→ **WORK REQUIRED**
Look through the data below. Pick out the lines holding the string "because".

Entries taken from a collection
** Start **

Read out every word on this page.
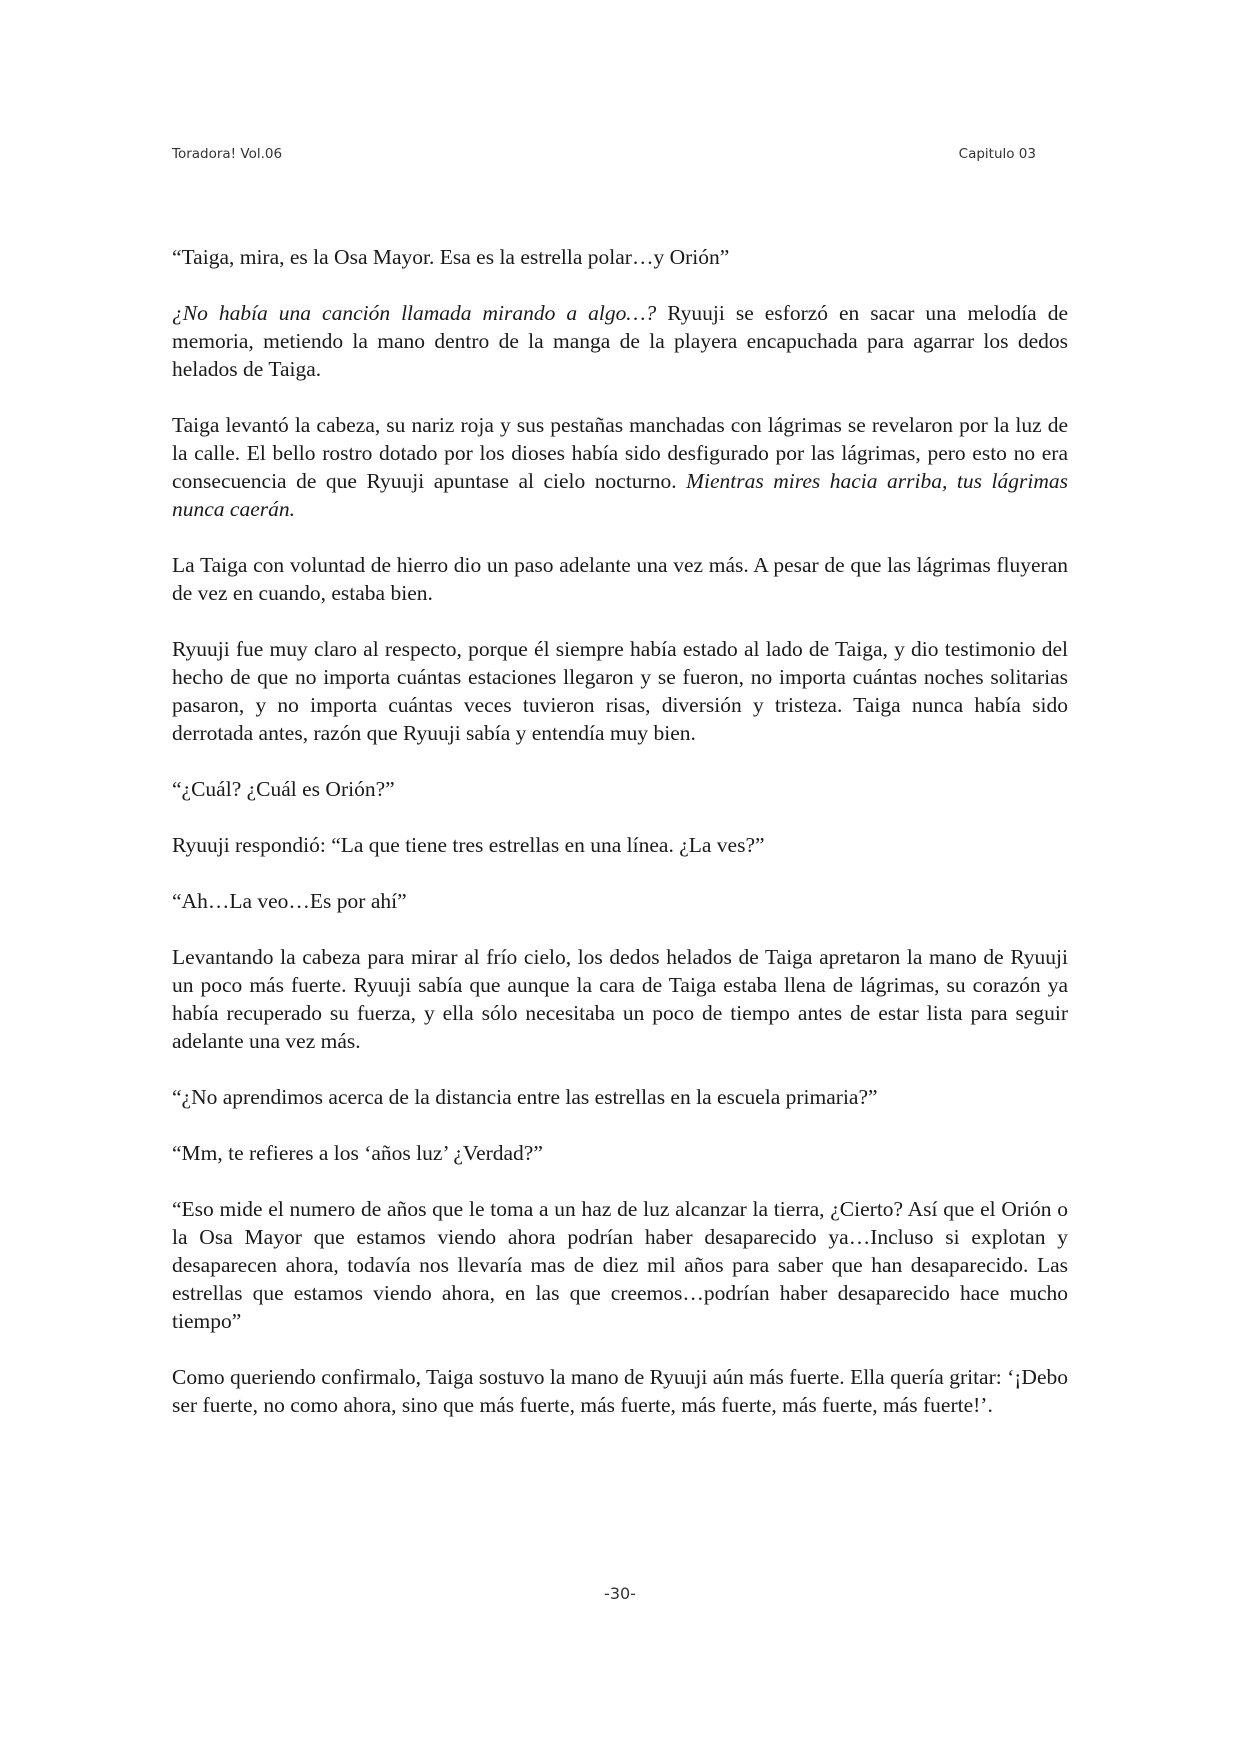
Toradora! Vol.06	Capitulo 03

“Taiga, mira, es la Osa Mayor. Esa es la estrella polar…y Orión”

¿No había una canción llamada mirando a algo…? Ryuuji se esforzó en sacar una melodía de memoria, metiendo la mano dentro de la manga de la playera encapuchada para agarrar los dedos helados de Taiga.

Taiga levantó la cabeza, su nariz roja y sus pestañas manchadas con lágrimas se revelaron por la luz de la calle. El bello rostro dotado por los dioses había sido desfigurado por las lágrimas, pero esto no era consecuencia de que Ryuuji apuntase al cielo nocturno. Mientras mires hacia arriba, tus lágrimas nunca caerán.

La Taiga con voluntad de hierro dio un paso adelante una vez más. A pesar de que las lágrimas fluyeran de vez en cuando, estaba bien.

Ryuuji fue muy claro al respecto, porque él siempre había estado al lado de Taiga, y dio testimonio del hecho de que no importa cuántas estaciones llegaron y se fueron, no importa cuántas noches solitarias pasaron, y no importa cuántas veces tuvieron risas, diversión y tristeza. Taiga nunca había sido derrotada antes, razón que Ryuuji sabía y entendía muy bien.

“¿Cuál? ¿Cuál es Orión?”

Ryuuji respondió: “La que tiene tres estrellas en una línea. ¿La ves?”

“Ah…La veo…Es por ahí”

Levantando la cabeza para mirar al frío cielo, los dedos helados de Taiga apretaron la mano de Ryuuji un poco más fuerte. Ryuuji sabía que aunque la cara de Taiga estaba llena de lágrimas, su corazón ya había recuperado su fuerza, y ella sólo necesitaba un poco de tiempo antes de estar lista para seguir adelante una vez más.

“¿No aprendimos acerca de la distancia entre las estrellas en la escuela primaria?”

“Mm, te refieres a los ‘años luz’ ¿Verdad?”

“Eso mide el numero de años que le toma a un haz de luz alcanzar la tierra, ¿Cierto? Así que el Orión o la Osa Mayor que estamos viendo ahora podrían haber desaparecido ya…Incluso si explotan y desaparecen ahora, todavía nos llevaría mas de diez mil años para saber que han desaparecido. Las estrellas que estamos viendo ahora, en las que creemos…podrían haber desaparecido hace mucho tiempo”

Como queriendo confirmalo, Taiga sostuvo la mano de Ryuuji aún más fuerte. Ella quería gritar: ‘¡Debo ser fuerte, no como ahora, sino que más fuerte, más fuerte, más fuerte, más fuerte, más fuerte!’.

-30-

** End **
** Start **

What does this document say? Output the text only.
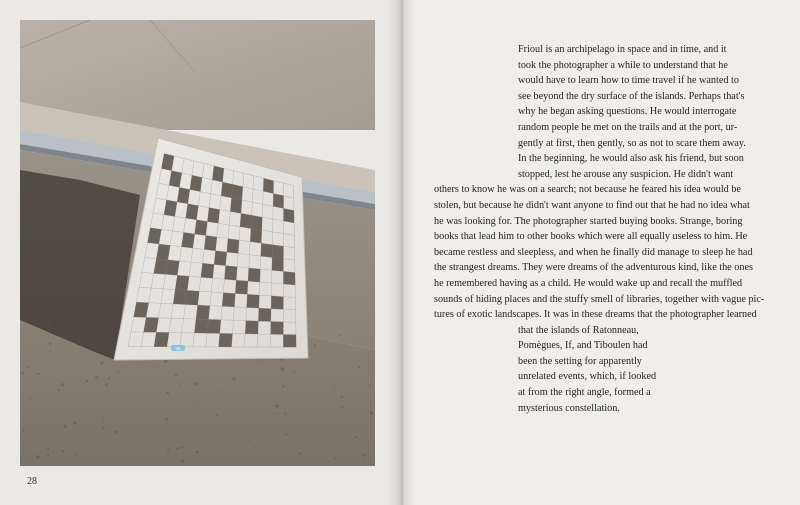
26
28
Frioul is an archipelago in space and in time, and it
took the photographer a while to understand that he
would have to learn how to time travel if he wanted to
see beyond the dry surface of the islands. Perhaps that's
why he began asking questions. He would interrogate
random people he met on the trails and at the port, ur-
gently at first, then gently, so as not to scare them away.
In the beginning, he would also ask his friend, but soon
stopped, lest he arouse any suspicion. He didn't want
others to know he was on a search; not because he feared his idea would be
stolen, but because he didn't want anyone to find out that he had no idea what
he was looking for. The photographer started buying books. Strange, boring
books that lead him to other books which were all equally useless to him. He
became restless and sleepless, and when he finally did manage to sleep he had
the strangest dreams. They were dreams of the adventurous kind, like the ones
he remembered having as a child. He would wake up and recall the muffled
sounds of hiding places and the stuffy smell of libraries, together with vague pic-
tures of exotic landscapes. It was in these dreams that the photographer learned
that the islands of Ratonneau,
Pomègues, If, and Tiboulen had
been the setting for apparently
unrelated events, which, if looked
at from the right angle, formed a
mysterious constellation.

** End **
** Start **

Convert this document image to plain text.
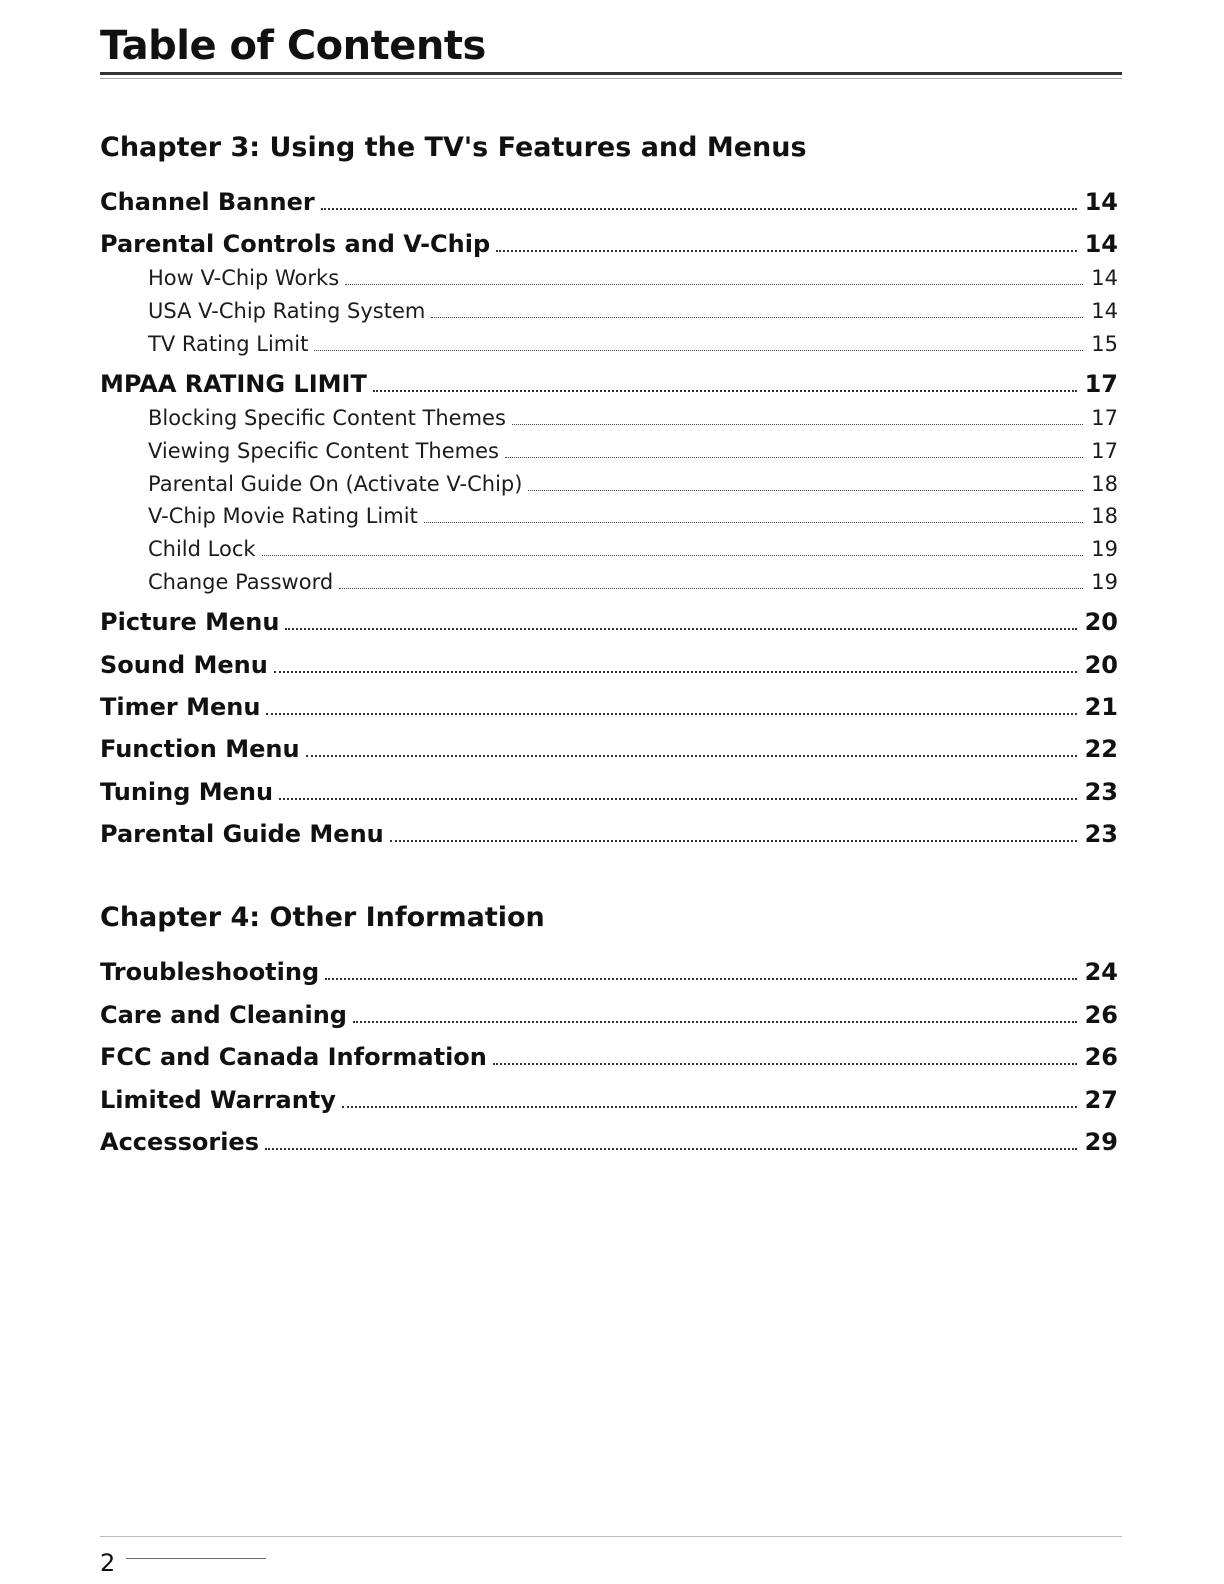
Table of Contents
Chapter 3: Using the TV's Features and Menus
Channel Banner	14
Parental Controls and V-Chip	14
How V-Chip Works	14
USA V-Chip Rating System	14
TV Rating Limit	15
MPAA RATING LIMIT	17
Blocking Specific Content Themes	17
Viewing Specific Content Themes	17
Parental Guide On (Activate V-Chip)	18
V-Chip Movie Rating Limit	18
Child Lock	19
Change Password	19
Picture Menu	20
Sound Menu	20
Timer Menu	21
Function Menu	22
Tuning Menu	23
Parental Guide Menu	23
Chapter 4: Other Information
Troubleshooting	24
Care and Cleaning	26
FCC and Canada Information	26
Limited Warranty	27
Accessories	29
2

** End **

→ **ANSWER FOR THIS EXERCISE**
others to know he was on a search; not because he feared his idea would be
stolen, but because he didn't want anyone to find out that he had no idea what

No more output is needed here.